→ TASK PROMPT
All lines below containing "options" are to be listed.

→ Entries of transcribed document text

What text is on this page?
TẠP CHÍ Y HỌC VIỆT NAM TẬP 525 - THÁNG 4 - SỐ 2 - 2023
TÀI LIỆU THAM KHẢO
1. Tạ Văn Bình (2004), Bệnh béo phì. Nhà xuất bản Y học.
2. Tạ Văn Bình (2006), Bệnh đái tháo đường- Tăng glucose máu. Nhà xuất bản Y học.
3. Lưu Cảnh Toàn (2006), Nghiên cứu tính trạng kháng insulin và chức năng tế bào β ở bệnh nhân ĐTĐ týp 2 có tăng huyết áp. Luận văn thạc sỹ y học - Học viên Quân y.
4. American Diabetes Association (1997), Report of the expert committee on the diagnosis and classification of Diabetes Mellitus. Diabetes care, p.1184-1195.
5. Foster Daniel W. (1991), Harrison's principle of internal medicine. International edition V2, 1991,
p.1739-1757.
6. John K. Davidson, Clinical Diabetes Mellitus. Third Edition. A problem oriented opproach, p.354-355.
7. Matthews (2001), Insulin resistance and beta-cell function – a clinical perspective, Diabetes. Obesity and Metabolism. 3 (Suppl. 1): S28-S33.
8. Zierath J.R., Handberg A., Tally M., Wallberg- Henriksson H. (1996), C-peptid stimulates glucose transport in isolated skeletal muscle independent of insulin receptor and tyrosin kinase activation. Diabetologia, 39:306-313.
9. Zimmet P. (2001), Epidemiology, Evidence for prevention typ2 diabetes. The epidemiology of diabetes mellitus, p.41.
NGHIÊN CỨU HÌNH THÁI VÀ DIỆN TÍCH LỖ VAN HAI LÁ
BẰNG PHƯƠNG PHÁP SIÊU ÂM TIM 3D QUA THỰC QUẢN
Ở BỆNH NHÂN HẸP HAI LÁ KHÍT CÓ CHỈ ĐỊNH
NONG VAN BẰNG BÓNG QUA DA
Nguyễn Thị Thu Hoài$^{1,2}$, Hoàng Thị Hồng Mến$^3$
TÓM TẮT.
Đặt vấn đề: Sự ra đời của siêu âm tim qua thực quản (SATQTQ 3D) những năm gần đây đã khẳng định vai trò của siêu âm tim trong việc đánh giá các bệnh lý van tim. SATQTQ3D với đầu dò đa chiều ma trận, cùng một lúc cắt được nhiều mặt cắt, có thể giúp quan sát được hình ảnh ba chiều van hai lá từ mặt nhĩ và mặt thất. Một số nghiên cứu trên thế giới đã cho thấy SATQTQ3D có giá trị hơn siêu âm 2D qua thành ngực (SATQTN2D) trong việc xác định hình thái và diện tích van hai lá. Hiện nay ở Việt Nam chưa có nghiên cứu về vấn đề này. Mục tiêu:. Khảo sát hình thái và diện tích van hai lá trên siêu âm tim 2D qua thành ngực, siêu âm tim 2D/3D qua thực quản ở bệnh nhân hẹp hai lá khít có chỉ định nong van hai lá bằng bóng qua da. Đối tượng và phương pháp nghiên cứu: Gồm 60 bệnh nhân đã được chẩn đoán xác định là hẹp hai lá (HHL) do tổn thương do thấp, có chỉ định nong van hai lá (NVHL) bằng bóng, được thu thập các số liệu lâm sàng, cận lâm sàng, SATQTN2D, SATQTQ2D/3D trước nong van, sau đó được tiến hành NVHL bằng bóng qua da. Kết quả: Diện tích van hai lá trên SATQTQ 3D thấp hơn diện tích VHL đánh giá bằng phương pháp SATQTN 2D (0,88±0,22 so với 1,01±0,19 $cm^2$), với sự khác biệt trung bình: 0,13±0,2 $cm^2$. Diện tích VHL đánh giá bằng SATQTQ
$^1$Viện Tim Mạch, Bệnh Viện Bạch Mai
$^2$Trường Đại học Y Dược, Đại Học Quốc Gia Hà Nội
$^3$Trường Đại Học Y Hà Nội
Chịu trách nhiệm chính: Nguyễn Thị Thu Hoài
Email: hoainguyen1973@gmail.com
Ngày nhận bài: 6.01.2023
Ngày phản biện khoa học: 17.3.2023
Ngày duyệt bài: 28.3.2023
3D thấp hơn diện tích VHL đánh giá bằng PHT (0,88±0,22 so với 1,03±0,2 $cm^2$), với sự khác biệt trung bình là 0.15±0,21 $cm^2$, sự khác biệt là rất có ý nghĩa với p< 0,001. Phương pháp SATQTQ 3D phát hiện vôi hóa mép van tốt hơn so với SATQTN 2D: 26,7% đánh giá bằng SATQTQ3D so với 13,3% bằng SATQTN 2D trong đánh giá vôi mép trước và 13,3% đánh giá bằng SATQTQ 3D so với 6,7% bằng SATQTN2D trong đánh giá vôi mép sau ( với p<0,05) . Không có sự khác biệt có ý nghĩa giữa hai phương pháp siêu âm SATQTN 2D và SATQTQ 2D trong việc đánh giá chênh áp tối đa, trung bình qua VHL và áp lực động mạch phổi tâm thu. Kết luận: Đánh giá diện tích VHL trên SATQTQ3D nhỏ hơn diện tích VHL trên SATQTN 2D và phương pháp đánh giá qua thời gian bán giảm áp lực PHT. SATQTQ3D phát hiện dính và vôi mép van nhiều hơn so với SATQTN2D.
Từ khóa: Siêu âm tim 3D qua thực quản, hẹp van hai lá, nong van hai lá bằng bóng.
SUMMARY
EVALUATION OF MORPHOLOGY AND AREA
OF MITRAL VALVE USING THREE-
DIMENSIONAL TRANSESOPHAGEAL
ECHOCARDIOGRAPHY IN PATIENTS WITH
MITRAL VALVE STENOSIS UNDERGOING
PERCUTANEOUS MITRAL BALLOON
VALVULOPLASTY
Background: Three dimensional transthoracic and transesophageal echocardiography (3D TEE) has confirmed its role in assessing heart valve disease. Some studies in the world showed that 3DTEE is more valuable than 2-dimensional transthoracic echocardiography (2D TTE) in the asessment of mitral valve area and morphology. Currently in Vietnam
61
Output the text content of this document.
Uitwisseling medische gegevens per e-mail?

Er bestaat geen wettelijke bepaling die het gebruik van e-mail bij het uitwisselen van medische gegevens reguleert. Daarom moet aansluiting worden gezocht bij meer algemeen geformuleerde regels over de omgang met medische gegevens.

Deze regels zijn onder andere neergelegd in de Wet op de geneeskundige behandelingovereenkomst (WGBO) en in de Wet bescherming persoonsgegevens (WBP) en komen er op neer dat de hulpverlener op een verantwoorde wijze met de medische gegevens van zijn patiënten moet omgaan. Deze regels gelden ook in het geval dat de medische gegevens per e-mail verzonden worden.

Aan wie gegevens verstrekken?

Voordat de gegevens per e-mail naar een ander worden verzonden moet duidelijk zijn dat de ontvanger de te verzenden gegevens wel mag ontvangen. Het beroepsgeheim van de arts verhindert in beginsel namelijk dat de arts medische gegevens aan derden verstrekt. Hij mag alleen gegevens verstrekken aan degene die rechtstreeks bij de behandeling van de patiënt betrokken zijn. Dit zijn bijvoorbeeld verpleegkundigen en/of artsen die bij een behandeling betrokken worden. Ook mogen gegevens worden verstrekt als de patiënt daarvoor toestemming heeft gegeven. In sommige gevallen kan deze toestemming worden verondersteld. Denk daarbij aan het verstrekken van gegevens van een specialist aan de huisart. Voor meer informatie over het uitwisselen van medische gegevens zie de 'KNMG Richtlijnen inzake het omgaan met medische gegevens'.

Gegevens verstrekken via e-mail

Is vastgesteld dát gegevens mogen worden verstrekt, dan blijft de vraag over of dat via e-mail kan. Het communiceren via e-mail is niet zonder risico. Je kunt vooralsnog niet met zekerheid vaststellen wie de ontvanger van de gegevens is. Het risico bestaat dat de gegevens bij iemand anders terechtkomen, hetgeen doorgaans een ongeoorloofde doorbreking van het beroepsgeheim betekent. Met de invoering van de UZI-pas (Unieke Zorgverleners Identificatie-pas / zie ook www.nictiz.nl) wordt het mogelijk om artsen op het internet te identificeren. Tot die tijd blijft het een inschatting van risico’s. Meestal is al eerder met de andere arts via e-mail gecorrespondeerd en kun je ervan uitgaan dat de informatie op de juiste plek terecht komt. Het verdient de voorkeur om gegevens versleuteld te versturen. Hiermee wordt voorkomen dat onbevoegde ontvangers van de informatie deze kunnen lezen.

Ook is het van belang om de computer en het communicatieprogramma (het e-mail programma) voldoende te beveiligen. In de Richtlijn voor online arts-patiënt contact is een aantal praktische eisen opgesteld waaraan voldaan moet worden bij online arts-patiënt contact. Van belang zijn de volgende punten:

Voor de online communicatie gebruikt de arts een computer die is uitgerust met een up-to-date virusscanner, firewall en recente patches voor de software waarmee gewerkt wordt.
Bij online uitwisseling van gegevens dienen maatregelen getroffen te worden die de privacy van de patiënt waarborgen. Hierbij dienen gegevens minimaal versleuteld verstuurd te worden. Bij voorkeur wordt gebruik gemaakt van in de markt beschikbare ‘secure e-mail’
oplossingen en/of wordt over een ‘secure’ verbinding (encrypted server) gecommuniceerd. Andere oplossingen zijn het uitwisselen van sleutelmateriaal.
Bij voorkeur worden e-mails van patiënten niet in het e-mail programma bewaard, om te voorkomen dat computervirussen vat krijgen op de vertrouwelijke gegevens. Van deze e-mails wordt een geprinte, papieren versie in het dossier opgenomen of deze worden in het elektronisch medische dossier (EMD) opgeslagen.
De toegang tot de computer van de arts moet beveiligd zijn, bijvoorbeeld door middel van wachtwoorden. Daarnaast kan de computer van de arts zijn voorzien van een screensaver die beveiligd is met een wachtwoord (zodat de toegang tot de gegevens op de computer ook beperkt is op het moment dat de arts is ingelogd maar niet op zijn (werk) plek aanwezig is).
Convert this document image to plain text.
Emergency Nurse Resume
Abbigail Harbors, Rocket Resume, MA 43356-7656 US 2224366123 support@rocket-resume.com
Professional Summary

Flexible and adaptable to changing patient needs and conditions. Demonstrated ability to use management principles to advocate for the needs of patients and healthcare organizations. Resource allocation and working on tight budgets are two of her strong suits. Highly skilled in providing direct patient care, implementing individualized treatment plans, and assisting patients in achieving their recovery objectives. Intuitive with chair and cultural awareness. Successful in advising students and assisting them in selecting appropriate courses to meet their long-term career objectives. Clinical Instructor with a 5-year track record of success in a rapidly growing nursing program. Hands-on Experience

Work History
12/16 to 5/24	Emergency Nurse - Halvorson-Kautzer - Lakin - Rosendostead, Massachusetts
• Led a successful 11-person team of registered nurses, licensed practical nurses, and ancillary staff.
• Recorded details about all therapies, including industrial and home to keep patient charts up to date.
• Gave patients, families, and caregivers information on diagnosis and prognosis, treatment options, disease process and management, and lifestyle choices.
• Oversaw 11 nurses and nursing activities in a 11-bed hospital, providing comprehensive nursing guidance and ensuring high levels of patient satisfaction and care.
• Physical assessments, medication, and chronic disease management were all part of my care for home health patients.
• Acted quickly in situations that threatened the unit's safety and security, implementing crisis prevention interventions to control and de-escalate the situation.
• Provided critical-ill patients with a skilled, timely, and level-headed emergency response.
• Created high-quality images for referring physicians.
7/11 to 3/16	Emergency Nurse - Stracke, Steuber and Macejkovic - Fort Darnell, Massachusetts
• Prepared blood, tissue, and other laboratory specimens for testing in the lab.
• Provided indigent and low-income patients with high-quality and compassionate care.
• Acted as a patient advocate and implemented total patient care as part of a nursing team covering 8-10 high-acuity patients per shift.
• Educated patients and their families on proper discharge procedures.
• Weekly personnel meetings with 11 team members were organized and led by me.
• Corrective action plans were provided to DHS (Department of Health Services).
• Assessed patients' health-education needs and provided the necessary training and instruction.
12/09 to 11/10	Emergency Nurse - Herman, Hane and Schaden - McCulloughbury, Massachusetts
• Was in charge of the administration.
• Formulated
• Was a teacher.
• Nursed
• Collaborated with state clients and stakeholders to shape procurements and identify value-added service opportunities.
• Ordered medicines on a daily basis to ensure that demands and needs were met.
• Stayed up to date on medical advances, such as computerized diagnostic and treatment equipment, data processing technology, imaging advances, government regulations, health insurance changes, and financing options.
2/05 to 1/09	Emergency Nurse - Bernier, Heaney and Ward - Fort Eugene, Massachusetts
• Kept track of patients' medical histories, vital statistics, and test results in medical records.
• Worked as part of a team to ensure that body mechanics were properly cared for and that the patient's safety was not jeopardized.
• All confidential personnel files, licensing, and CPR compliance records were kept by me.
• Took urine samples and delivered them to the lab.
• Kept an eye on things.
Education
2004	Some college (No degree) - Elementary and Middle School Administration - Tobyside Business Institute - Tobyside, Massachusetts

→ REPLY
• Gave patients, families, and caregivers information on diagnosis and prognosis, treatment options, disease process and management, and lifestyle choices.
• Stayed up to date on medical advances, such as computerized diagnostic and treatment equipment, data processing technology, imaging advances, government regulations, health insurance changes, and financing options.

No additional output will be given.